EXERCISE BRIEF - Look through the listing for the word "Venting". Copy each line that has it.
— begin DATA LINES —
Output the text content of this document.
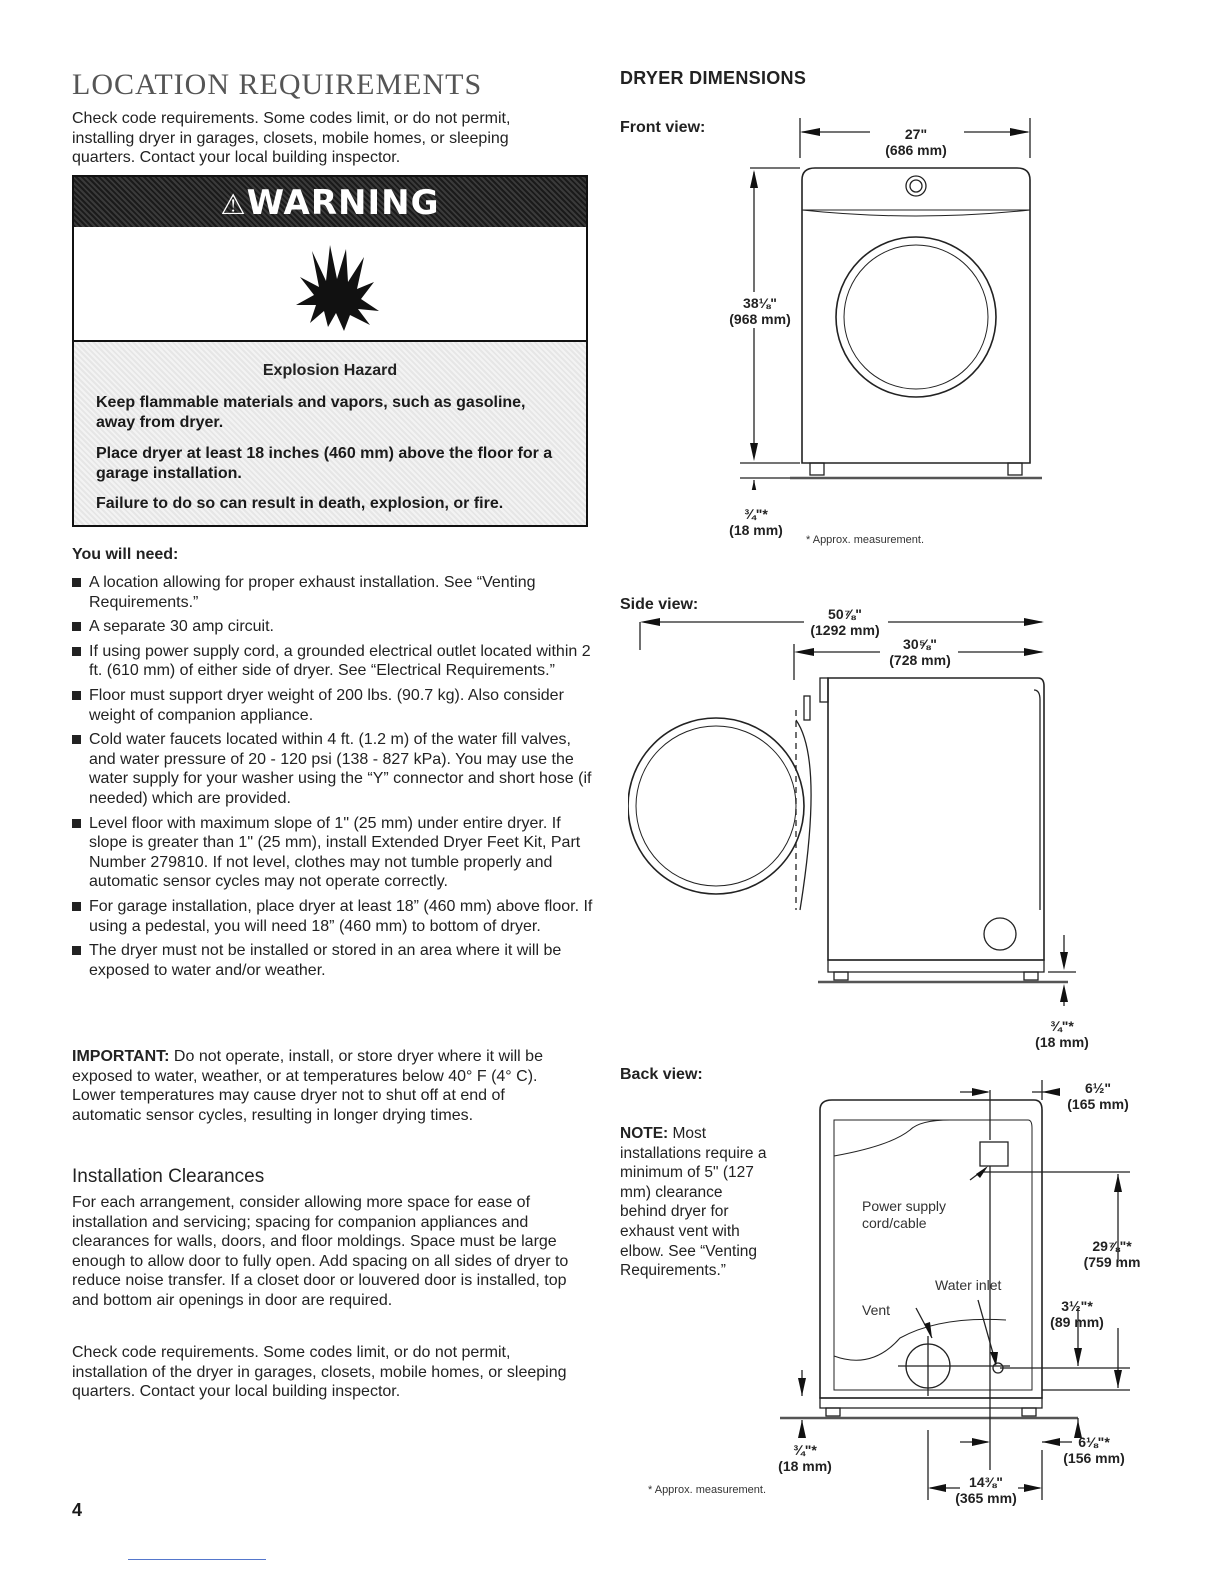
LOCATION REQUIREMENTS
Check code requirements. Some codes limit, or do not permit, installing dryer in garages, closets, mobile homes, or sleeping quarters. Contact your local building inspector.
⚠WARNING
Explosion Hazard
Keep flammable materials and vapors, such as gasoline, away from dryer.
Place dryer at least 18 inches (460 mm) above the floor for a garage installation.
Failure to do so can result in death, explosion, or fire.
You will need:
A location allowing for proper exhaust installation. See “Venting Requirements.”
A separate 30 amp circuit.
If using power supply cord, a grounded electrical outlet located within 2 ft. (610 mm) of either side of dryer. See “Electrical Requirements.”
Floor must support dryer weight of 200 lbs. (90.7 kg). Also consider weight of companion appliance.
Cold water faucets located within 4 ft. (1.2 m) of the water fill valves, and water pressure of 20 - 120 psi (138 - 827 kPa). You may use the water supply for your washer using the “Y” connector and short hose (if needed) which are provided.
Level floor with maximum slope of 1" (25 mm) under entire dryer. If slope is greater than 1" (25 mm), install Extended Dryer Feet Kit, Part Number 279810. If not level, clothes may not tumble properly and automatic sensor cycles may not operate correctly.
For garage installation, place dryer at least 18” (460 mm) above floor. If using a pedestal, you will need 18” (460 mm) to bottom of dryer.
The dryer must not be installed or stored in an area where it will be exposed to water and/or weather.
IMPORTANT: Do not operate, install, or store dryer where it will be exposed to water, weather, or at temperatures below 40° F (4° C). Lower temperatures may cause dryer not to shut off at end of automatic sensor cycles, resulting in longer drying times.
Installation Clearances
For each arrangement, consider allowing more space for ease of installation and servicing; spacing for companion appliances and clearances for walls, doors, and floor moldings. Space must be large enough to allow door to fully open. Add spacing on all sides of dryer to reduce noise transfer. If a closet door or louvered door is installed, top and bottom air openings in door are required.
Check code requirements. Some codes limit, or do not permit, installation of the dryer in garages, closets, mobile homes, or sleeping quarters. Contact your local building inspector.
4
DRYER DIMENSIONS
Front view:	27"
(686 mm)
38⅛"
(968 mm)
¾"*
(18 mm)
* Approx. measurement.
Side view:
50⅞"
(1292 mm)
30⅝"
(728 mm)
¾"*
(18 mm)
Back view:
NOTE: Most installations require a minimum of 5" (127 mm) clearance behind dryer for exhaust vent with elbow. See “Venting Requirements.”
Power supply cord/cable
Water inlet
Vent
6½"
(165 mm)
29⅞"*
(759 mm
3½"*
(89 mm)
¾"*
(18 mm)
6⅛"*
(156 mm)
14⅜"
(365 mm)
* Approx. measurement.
— end DATA LINES —
— begin DATA LINES —
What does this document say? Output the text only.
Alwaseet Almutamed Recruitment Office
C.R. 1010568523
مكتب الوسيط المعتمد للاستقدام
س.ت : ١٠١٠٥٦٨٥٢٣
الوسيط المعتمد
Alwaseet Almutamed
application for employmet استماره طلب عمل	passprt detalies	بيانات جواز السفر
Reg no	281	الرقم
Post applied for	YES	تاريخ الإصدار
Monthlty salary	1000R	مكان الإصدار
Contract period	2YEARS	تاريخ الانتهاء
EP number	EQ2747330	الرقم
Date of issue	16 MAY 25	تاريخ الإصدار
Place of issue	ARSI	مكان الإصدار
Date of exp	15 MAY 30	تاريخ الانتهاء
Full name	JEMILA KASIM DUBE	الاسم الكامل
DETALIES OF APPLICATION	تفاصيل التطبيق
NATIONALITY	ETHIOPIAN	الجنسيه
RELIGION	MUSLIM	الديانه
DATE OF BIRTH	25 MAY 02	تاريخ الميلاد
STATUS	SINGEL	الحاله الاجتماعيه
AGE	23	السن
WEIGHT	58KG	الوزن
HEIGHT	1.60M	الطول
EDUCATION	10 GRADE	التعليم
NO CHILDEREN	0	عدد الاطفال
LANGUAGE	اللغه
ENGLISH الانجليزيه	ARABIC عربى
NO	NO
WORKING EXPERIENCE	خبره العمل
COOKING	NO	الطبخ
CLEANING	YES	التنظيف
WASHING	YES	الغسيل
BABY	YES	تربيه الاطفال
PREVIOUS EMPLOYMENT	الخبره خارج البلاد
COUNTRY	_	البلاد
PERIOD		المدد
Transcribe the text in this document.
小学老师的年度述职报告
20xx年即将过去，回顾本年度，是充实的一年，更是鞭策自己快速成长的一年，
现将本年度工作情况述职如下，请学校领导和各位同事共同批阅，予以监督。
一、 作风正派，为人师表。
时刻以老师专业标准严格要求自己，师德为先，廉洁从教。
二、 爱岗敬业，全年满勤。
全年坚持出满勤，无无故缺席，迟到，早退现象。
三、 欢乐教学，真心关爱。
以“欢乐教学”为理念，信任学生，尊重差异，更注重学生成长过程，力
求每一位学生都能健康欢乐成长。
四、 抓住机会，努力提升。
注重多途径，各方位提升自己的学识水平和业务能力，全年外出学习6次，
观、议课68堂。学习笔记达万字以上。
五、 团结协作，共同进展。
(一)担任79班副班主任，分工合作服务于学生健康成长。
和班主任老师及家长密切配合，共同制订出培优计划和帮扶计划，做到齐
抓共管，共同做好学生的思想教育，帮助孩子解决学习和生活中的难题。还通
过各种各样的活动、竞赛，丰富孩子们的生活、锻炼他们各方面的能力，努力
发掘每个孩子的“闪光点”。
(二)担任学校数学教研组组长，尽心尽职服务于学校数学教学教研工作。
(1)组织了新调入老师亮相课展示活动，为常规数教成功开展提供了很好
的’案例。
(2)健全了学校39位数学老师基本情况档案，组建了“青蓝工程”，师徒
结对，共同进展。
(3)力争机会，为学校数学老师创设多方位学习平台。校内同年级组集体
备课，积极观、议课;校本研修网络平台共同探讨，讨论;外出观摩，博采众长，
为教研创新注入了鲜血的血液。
— end DATA LINES —
— begin DATA LINES —
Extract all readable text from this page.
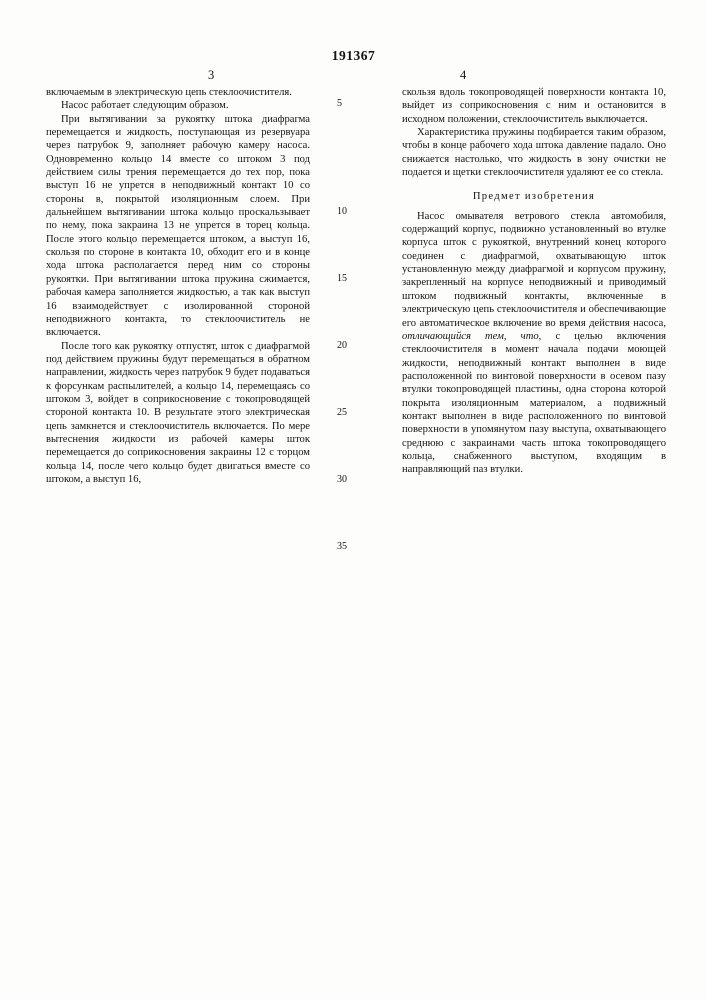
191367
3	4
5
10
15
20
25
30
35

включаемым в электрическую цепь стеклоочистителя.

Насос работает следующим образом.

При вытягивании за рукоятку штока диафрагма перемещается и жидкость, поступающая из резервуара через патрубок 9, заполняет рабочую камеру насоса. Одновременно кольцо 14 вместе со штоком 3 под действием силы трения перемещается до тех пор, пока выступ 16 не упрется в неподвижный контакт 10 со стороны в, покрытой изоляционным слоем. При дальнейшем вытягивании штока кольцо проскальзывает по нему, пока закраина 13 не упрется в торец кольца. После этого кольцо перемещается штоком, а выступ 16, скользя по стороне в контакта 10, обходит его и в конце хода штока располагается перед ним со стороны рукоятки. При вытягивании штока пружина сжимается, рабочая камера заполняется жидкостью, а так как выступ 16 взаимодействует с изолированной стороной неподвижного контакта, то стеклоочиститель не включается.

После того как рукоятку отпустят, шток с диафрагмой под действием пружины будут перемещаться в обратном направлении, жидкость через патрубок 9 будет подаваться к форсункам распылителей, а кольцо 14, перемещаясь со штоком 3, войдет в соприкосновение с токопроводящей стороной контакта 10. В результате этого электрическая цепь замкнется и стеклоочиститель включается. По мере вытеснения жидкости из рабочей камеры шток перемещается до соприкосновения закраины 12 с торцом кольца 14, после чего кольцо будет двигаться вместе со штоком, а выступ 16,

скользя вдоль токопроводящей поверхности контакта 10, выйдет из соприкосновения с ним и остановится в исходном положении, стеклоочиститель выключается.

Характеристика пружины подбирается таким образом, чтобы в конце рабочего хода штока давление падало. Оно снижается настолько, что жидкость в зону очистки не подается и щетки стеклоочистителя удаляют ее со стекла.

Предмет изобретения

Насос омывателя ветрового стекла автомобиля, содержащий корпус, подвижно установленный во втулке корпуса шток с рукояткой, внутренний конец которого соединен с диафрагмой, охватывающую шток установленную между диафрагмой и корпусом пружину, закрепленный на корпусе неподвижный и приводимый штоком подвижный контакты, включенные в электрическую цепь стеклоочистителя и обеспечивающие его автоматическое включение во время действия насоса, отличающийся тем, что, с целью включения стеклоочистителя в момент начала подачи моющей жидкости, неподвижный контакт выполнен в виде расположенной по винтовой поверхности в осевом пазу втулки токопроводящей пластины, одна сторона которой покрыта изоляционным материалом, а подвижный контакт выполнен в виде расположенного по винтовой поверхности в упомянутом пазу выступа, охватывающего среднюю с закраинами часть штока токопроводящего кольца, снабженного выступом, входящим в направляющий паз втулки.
— end DATA LINES —
SOLUTION TO THIS PROBLEM -
A location allowing for proper exhaust installation. See “Venting Requirements.”
NOTE: Most installations require a minimum of 5" (127 mm) clearance behind dryer for exhaust vent with elbow. See “Venting Requirements.”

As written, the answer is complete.